>> begin DATA PROVIDED

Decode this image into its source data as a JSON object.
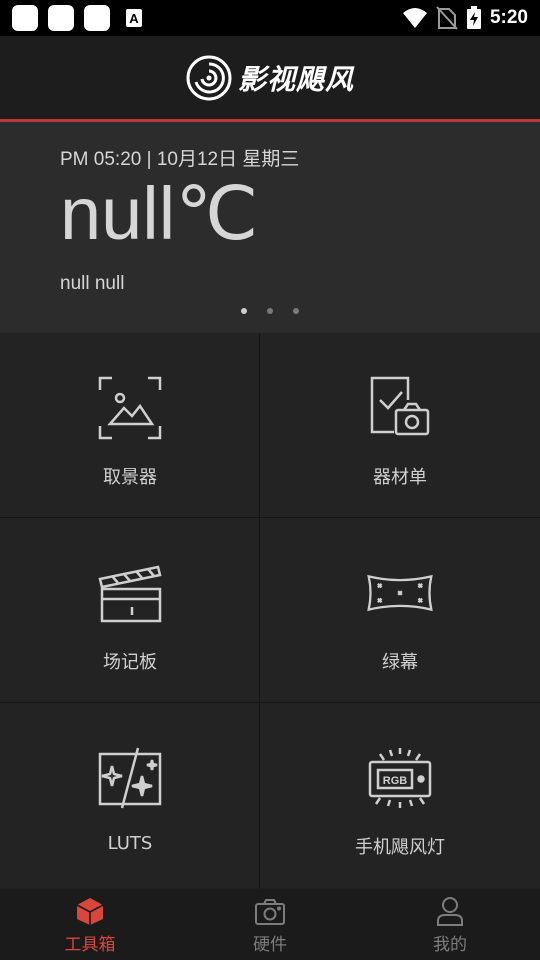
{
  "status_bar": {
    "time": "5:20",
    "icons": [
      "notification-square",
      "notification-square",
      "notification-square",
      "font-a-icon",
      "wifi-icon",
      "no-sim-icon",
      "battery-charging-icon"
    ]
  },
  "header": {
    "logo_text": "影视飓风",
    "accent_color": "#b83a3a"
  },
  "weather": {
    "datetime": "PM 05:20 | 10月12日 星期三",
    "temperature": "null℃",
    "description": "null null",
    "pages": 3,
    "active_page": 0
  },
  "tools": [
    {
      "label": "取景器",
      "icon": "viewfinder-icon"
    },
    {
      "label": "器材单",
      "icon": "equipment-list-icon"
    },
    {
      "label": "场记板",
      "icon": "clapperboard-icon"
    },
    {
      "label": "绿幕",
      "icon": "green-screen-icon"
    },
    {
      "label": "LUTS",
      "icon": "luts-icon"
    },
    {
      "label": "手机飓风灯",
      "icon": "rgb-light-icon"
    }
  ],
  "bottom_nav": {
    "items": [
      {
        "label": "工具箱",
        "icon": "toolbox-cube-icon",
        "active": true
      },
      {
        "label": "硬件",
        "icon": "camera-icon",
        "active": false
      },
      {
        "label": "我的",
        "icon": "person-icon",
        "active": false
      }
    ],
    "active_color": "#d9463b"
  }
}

>> end DATA PROVIDED
>> begin DATA PROVIDED

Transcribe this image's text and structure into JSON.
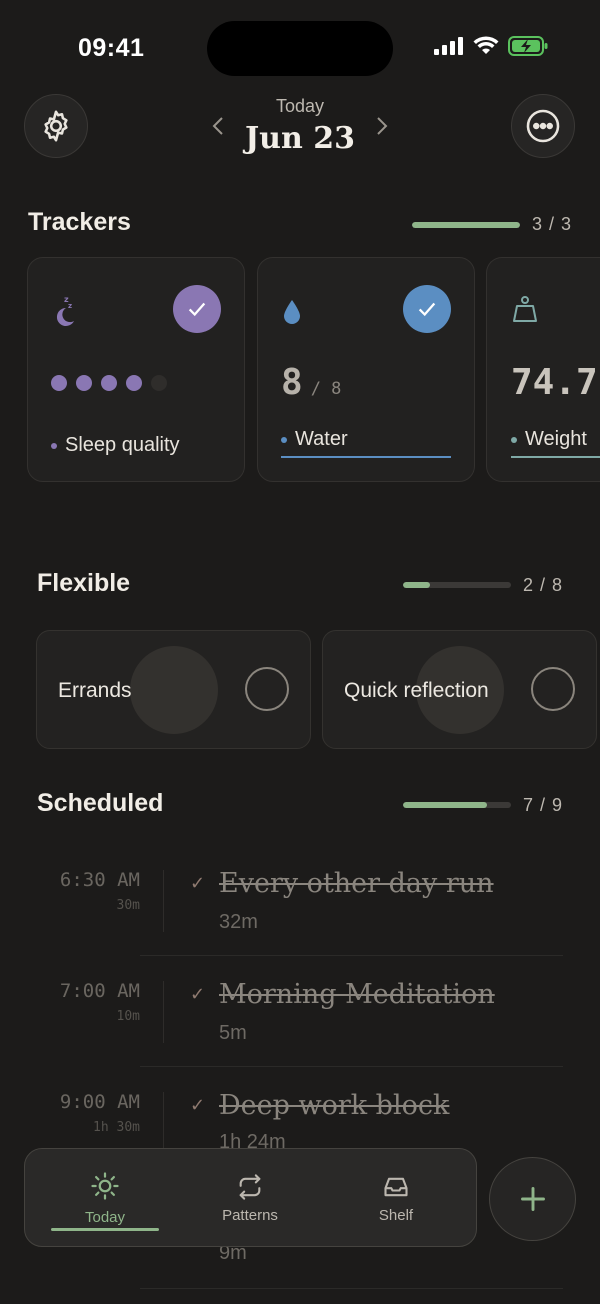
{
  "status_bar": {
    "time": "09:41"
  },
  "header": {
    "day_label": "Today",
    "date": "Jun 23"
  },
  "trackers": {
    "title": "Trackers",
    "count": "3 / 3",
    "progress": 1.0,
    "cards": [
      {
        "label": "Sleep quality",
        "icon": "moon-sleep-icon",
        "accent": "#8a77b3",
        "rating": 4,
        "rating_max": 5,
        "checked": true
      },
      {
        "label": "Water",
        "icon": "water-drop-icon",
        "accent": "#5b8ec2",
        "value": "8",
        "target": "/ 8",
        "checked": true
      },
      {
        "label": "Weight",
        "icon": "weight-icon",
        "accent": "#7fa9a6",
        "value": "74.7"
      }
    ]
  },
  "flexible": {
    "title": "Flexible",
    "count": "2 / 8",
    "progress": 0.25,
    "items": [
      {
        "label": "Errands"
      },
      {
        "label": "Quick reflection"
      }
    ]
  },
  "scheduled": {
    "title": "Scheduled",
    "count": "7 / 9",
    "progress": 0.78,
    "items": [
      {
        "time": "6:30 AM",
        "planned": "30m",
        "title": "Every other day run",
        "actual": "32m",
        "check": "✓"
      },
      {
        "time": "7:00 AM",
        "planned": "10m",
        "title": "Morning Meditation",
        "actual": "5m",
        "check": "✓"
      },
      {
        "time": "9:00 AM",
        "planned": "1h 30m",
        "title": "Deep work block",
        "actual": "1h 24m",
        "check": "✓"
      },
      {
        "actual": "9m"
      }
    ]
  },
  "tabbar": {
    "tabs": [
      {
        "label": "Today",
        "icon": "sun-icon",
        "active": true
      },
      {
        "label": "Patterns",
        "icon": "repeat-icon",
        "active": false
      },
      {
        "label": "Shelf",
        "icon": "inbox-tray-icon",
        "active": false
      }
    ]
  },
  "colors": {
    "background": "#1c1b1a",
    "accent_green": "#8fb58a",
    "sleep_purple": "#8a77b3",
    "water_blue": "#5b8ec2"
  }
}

>> end DATA PROVIDED
>> begin DATA PROVIDED

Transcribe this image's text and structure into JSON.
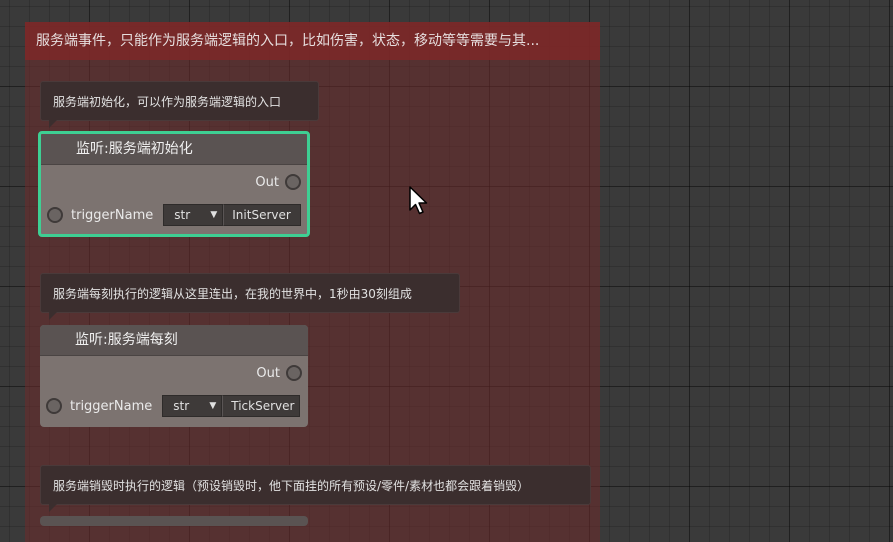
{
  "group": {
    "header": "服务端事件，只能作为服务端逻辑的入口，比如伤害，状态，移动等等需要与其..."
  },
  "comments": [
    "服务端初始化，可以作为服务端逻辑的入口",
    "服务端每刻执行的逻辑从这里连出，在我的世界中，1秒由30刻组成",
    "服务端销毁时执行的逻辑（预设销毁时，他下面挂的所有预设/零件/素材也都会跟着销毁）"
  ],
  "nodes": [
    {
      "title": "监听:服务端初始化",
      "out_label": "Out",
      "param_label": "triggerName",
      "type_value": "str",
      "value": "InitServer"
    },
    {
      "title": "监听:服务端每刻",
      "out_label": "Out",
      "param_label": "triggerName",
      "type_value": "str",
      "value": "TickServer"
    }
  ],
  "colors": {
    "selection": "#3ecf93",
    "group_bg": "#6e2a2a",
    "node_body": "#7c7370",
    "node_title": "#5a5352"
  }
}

>> end DATA PROVIDED

- **WHAT IS REQUIRED**
Find the word "服务端初始化" and list each line it appears in.

- **ANSWER**
    "服务端初始化，可以作为服务端逻辑的入口",
      "title": "监听:服务端初始化",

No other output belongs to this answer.